### EXERCISE DETAILS
Copy the records below exactly as they appear.

## Begin

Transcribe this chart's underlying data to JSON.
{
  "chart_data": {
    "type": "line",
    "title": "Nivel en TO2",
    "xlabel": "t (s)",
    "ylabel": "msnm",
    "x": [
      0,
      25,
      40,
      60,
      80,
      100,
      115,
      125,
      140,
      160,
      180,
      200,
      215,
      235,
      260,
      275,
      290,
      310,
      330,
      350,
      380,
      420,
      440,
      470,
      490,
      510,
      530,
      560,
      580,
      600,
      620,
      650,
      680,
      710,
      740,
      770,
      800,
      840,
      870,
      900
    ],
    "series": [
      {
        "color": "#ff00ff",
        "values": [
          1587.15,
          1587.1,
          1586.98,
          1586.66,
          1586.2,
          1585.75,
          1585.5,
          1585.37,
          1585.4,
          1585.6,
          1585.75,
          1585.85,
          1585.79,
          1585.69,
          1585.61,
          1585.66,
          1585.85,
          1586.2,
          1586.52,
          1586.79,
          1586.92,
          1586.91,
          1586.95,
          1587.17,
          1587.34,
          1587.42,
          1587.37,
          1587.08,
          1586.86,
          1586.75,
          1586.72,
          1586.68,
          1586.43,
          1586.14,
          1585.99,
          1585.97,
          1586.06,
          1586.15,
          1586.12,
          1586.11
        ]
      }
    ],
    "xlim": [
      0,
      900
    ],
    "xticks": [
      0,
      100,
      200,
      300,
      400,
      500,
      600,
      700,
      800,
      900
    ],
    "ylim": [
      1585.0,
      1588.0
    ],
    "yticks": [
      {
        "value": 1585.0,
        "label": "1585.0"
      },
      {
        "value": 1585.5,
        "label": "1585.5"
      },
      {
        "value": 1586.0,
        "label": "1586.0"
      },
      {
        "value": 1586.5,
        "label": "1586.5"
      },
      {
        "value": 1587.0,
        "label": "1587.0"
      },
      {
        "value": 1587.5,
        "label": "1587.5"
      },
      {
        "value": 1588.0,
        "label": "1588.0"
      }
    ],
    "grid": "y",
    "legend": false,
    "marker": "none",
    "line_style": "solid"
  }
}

## End

### OUTPUT FOR THIS TASK
Transcribe this chart's underlying data to JSON.
{
  "chart_data": {
    "type": "line",
    "title": "Nivel en TO2",
    "xlabel": "t (s)",
    "ylabel": "msnm",
    "x": [
      0,
      25,
      40,
      60,
      80,
      100,
      115,
      125,
      140,
      160,
      180,
      200,
      215,
      235,
      260,
      275,
      290,
      310,
      330,
      350,
      380,
      420,
      440,
      470,
      490,
      510,
      530,
      560,
      580,
      600,
      620,
      650,
      680,
      710,
      740,
      770,
      800,
      840,
      870,
      900
    ],
    "series": [
      {
        "color": "#ff00ff",
        "values": [
          1587.15,
          1587.1,
          1586.98,
          1586.66,
          1586.2,
          1585.75,
          1585.5,
          1585.37,
          1585.4,
          1585.6,
          1585.75,
          1585.85,
          1585.79,
          1585.69,
          1585.61,
          1585.66,
          1585.85,
          1586.2,
          1586.52,
          1586.79,
          1586.92,
          1586.91,
          1586.95,
          1587.17,
          1587.34,
          1587.42,
          1587.37,
          1587.08,
          1586.86,
          1586.75,
          1586.72,
          1586.68,
          1586.43,
          1586.14,
          1585.99,
          1585.97,
          1586.06,
          1586.15,
          1586.12,
          1586.11
        ]
      }
    ],
    "xlim": [
      0,
      900
    ],
    "xticks": [
      0,
      100,
      200,
      300,
      400,
      500,
      600,
      700,
      800,
      900
    ],
    "ylim": [
      1585.0,
      1588.0
    ],
    "yticks": [
      {
        "value": 1585.0,
        "label": "1585.0"
      },
      {
        "value": 1585.5,
        "label": "1585.5"
      },
      {
        "value": 1586.0,
        "label": "1586.0"
      },
      {
        "value": 1586.5,
        "label": "1586.5"
      },
      {
        "value": 1587.0,
        "label": "1587.0"
      },
      {
        "value": 1587.5,
        "label": "1587.5"
      },
      {
        "value": 1588.0,
        "label": "1588.0"
      }
    ],
    "grid": "y",
    "legend": false,
    "marker": "none",
    "line_style": "solid"
  }
}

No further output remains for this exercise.